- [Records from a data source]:
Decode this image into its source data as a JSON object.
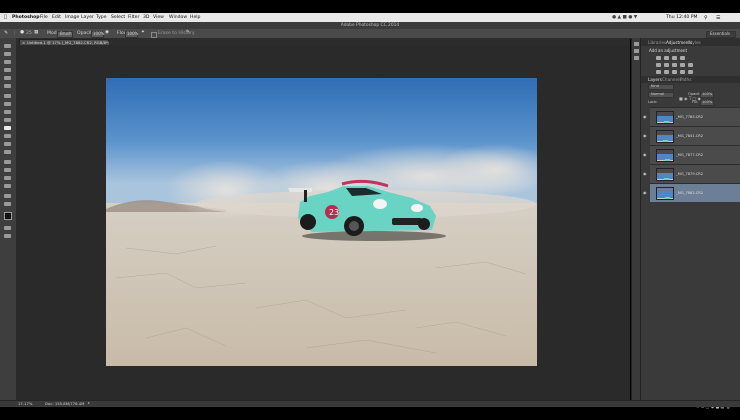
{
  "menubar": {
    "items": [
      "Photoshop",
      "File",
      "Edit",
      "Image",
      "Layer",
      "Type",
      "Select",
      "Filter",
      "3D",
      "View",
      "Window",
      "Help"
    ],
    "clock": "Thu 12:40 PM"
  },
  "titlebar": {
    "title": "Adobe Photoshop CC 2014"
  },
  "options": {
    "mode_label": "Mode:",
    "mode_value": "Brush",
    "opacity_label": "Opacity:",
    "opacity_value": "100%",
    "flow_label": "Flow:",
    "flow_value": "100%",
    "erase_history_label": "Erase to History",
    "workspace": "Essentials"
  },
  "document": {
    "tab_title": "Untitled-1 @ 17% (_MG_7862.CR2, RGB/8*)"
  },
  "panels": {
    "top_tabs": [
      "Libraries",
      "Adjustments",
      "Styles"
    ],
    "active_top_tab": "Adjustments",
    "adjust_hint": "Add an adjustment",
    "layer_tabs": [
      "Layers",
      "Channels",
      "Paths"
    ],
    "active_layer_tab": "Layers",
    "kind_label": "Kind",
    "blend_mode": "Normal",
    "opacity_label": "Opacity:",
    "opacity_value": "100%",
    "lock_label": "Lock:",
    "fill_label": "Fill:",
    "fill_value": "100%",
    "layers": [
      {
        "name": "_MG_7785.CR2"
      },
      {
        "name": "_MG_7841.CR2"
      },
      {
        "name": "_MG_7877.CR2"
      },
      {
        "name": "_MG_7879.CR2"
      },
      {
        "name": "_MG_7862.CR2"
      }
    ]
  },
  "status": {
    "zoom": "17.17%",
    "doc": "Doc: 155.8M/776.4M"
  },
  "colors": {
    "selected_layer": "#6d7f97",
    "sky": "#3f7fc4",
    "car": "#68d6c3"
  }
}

- [What the task requires]: Reproduce the whole listing exactly, but not the images in it.

- [Written answer]:
Decode this image into its source data as a JSON object.
{
  "menubar": {
    "items": [
      "Photoshop",
      "File",
      "Edit",
      "Image",
      "Layer",
      "Type",
      "Select",
      "Filter",
      "3D",
      "View",
      "Window",
      "Help"
    ],
    "clock": "Thu 12:40 PM"
  },
  "titlebar": {
    "title": "Adobe Photoshop CC 2014"
  },
  "options": {
    "mode_label": "Mode:",
    "mode_value": "Brush",
    "opacity_label": "Opacity:",
    "opacity_value": "100%",
    "flow_label": "Flow:",
    "flow_value": "100%",
    "erase_history_label": "Erase to History",
    "workspace": "Essentials"
  },
  "document": {
    "tab_title": "Untitled-1 @ 17% (_MG_7862.CR2, RGB/8*)"
  },
  "panels": {
    "top_tabs": [
      "Libraries",
      "Adjustments",
      "Styles"
    ],
    "active_top_tab": "Adjustments",
    "adjust_hint": "Add an adjustment",
    "layer_tabs": [
      "Layers",
      "Channels",
      "Paths"
    ],
    "active_layer_tab": "Layers",
    "kind_label": "Kind",
    "blend_mode": "Normal",
    "opacity_label": "Opacity:",
    "opacity_value": "100%",
    "lock_label": "Lock:",
    "fill_label": "Fill:",
    "fill_value": "100%",
    "layers": [
      {
        "name": "_MG_7785.CR2"
      },
      {
        "name": "_MG_7841.CR2"
      },
      {
        "name": "_MG_7877.CR2"
      },
      {
        "name": "_MG_7879.CR2"
      },
      {
        "name": "_MG_7862.CR2"
      }
    ]
  },
  "status": {
    "zoom": "17.17%",
    "doc": "Doc: 155.8M/776.4M"
  },
  "colors": {
    "selected_layer": "#6d7f97",
    "sky": "#3f7fc4",
    "car": "#68d6c3"
  }
}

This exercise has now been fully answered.